= Materials provided =
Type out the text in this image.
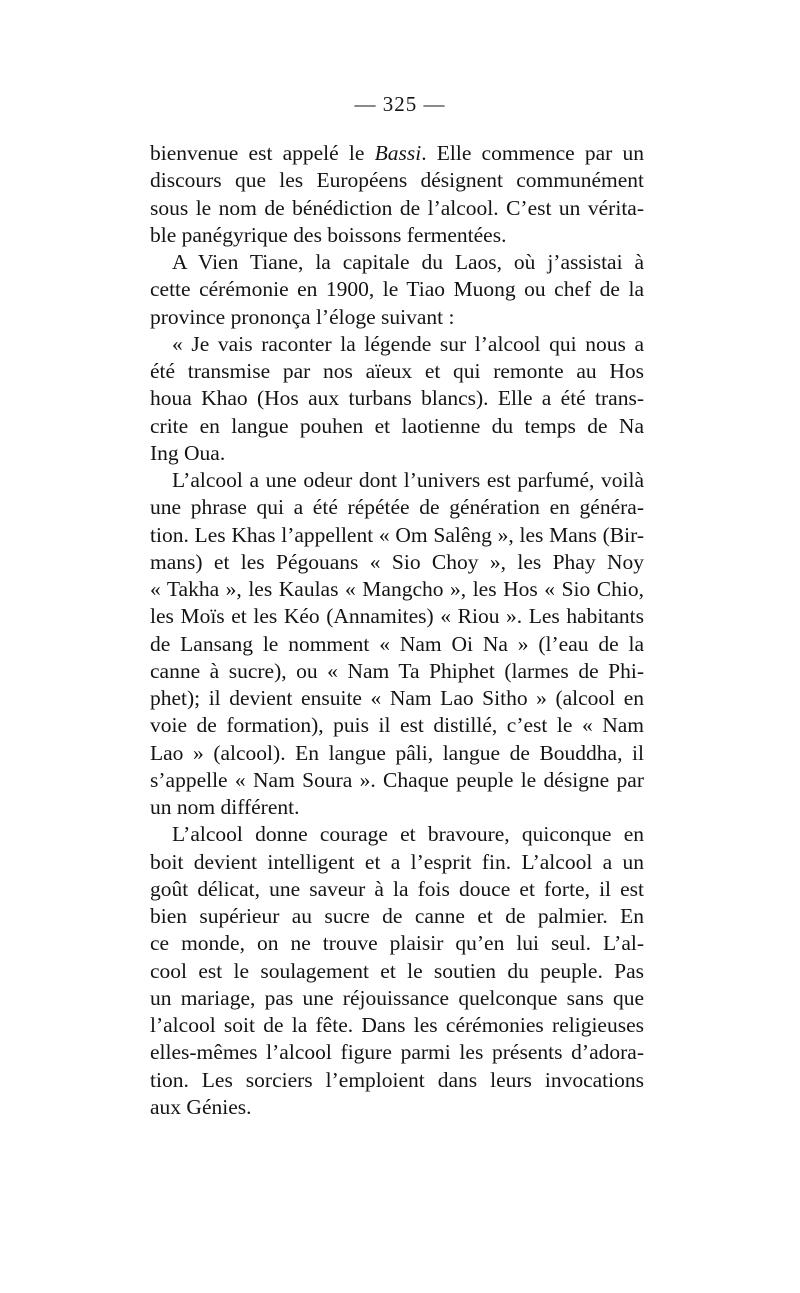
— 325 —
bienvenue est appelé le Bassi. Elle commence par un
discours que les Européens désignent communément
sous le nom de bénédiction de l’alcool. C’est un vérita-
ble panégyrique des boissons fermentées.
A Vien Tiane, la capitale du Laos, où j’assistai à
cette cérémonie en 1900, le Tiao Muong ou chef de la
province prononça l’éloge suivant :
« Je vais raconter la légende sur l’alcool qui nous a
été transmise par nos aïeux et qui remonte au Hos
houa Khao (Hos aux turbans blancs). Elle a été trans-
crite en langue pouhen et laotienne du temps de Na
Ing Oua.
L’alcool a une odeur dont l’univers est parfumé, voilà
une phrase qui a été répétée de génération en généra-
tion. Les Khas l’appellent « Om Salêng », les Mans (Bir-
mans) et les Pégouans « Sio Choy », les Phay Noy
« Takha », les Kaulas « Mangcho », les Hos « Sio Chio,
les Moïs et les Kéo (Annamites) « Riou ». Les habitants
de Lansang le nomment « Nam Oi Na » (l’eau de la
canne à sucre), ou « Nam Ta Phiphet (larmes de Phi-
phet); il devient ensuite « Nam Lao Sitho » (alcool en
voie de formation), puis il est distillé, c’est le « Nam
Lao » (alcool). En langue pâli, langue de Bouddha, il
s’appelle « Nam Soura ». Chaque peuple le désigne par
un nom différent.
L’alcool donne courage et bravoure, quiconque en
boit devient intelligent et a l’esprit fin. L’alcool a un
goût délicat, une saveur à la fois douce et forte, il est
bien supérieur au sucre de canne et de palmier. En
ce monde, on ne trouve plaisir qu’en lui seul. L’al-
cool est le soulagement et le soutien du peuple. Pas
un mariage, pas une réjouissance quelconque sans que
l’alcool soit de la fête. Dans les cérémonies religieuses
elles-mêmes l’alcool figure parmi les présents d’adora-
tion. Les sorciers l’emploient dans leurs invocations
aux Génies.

= Work required =
Copy the listing over exactly, skipping the pictures it holds.

= Answer to the exercise =
Type out the text in this image.
— 325 —
bienvenue est appelé le Bassi. Elle commence par un
discours que les Européens désignent communément
sous le nom de bénédiction de l’alcool. C’est un vérita-
ble panégyrique des boissons fermentées.
A Vien Tiane, la capitale du Laos, où j’assistai à
cette cérémonie en 1900, le Tiao Muong ou chef de la
province prononça l’éloge suivant :
« Je vais raconter la légende sur l’alcool qui nous a
été transmise par nos aïeux et qui remonte au Hos
houa Khao (Hos aux turbans blancs). Elle a été trans-
crite en langue pouhen et laotienne du temps de Na
Ing Oua.
L’alcool a une odeur dont l’univers est parfumé, voilà
une phrase qui a été répétée de génération en généra-
tion. Les Khas l’appellent « Om Salêng », les Mans (Bir-
mans) et les Pégouans « Sio Choy », les Phay Noy
« Takha », les Kaulas « Mangcho », les Hos « Sio Chio,
les Moïs et les Kéo (Annamites) « Riou ». Les habitants
de Lansang le nomment « Nam Oi Na » (l’eau de la
canne à sucre), ou « Nam Ta Phiphet (larmes de Phi-
phet); il devient ensuite « Nam Lao Sitho » (alcool en
voie de formation), puis il est distillé, c’est le « Nam
Lao » (alcool). En langue pâli, langue de Bouddha, il
s’appelle « Nam Soura ». Chaque peuple le désigne par
un nom différent.
L’alcool donne courage et bravoure, quiconque en
boit devient intelligent et a l’esprit fin. L’alcool a un
goût délicat, une saveur à la fois douce et forte, il est
bien supérieur au sucre de canne et de palmier. En
ce monde, on ne trouve plaisir qu’en lui seul. L’al-
cool est le soulagement et le soutien du peuple. Pas
un mariage, pas une réjouissance quelconque sans que
l’alcool soit de la fête. Dans les cérémonies religieuses
elles-mêmes l’alcool figure parmi les présents d’adora-
tion. Les sorciers l’emploient dans leurs invocations
aux Génies.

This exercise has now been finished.